Please write out exactly the lines that begin at the line containing "What's the underlying" and run to the end of the records.

### Stored data
┌────────
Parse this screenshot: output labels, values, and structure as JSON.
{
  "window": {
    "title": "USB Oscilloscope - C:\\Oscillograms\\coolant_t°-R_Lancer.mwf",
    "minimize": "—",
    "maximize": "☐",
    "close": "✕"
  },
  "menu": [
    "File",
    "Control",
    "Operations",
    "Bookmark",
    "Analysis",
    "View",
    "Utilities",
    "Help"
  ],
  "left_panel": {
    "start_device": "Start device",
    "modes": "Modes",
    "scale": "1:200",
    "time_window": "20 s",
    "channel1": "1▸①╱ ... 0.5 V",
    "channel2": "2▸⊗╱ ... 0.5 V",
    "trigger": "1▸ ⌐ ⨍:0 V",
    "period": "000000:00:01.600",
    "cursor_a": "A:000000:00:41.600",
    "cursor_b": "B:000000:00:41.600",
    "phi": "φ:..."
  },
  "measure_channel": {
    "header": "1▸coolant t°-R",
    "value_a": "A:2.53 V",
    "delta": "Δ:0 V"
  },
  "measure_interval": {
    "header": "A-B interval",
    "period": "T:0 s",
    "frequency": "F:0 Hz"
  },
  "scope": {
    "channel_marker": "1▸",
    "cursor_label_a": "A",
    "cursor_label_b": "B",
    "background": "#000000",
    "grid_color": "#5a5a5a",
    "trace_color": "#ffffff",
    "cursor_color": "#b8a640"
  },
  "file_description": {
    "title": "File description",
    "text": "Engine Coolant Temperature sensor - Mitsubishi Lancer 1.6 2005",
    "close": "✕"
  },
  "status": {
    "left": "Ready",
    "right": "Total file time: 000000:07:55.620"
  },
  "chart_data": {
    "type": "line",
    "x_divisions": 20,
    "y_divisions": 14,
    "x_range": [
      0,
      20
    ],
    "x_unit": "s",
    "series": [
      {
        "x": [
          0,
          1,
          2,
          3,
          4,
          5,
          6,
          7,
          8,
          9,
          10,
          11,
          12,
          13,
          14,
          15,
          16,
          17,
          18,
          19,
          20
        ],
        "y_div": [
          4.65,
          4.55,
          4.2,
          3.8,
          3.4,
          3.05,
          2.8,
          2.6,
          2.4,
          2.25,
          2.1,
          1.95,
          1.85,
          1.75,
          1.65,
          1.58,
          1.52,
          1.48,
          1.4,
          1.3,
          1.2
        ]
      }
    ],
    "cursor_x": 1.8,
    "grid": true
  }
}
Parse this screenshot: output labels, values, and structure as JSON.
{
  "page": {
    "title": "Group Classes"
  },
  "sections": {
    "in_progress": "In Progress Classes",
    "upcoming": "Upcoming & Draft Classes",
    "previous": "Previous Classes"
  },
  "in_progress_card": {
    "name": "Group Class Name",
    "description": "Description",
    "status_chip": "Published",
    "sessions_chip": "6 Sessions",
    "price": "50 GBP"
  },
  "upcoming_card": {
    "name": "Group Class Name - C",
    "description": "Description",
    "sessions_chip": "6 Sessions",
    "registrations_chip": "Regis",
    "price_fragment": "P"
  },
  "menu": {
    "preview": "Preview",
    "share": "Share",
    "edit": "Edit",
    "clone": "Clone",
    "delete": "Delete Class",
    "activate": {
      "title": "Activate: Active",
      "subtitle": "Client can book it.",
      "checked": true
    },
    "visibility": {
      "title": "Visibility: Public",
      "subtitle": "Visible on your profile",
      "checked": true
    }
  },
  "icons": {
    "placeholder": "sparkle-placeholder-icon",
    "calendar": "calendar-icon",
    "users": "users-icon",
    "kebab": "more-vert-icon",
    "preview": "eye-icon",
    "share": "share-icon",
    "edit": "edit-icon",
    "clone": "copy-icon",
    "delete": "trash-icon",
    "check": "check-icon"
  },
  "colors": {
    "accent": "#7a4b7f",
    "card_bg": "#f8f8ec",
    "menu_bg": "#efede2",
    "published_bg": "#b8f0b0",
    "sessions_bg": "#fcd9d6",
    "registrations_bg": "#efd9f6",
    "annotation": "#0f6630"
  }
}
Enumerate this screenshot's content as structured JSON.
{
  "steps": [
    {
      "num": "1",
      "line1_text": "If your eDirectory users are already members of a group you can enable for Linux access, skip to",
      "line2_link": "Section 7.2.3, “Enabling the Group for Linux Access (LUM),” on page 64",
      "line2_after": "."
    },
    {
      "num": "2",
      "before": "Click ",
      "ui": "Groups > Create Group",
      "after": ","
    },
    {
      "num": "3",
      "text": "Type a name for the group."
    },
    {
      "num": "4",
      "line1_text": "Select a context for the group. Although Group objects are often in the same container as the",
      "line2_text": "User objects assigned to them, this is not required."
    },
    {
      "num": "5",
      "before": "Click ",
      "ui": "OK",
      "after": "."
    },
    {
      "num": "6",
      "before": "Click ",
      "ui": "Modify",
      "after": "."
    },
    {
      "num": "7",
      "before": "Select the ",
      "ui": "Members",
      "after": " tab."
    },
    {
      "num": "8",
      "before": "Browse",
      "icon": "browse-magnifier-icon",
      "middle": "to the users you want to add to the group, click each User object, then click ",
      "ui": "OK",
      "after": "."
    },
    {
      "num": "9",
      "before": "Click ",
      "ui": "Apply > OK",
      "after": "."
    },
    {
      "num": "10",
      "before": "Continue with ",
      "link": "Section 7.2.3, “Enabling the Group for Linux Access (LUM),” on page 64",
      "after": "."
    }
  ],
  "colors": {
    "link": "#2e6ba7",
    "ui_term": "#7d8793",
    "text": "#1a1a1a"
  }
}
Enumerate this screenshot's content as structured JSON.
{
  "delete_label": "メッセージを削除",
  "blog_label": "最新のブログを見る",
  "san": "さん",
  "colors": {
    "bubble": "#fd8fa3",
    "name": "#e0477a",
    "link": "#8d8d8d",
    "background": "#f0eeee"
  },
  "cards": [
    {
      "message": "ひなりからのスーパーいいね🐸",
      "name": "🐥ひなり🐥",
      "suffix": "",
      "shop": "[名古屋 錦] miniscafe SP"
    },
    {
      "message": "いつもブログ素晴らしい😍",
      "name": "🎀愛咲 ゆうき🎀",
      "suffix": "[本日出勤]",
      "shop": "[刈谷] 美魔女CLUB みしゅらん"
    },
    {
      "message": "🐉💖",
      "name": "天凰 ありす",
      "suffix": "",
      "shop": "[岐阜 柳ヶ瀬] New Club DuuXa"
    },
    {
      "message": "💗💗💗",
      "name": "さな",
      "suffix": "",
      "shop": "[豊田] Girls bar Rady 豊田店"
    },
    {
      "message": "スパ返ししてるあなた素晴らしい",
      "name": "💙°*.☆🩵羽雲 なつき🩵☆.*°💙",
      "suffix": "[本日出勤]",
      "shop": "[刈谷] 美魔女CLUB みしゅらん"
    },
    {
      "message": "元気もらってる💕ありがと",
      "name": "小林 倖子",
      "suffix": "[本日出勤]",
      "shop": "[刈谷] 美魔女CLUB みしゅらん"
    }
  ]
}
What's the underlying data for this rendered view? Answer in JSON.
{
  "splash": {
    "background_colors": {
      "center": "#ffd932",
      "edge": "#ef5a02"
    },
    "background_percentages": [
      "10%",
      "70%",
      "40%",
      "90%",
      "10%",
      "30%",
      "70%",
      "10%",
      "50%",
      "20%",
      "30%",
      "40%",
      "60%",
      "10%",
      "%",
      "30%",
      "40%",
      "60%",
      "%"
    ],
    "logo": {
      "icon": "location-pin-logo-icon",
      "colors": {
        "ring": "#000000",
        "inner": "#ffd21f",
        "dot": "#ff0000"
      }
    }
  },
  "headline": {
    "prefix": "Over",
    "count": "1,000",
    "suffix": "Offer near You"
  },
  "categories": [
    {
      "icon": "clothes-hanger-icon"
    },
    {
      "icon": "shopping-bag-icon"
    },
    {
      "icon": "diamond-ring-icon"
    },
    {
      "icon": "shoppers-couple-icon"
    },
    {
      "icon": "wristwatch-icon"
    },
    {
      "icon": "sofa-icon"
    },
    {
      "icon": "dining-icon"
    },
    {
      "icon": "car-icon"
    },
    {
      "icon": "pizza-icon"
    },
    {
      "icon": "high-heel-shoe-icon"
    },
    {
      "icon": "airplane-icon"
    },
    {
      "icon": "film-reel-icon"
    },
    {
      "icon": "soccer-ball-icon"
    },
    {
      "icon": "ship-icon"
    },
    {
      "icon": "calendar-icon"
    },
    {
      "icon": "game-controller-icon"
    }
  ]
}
└────────
### THE REPLY
What's the underlying data for this rendered view? Answer in JSON.
{
  "splash": {
    "background_colors": {
      "center": "#ffd932",
      "edge": "#ef5a02"
    },
    "background_percentages": [
      "10%",
      "70%",
      "40%",
      "90%",
      "10%",
      "30%",
      "70%",
      "10%",
      "50%",
      "20%",
      "30%",
      "40%",
      "60%",
      "10%",
      "%",
      "30%",
      "40%",
      "60%",
      "%"
    ],
    "logo": {
      "icon": "location-pin-logo-icon",
      "colors": {
        "ring": "#000000",
        "inner": "#ffd21f",
        "dot": "#ff0000"
      }
    }
  },
  "headline": {
    "prefix": "Over",
    "count": "1,000",
    "suffix": "Offer near You"
  },
  "categories": [
    {
      "icon": "clothes-hanger-icon"
    },
    {
      "icon": "shopping-bag-icon"
    },
    {
      "icon": "diamond-ring-icon"
    },
    {
      "icon": "shoppers-couple-icon"
    },
    {
      "icon": "wristwatch-icon"
    },
    {
      "icon": "sofa-icon"
    },
    {
      "icon": "dining-icon"
    },
    {
      "icon": "car-icon"
    },
    {
      "icon": "pizza-icon"
    },
    {
      "icon": "high-heel-shoe-icon"
    },
    {
      "icon": "airplane-icon"
    },
    {
      "icon": "film-reel-icon"
    },
    {
      "icon": "soccer-ball-icon"
    },
    {
      "icon": "ship-icon"
    },
    {
      "icon": "calendar-icon"
    },
    {
      "icon": "game-controller-icon"
    }
  ]
}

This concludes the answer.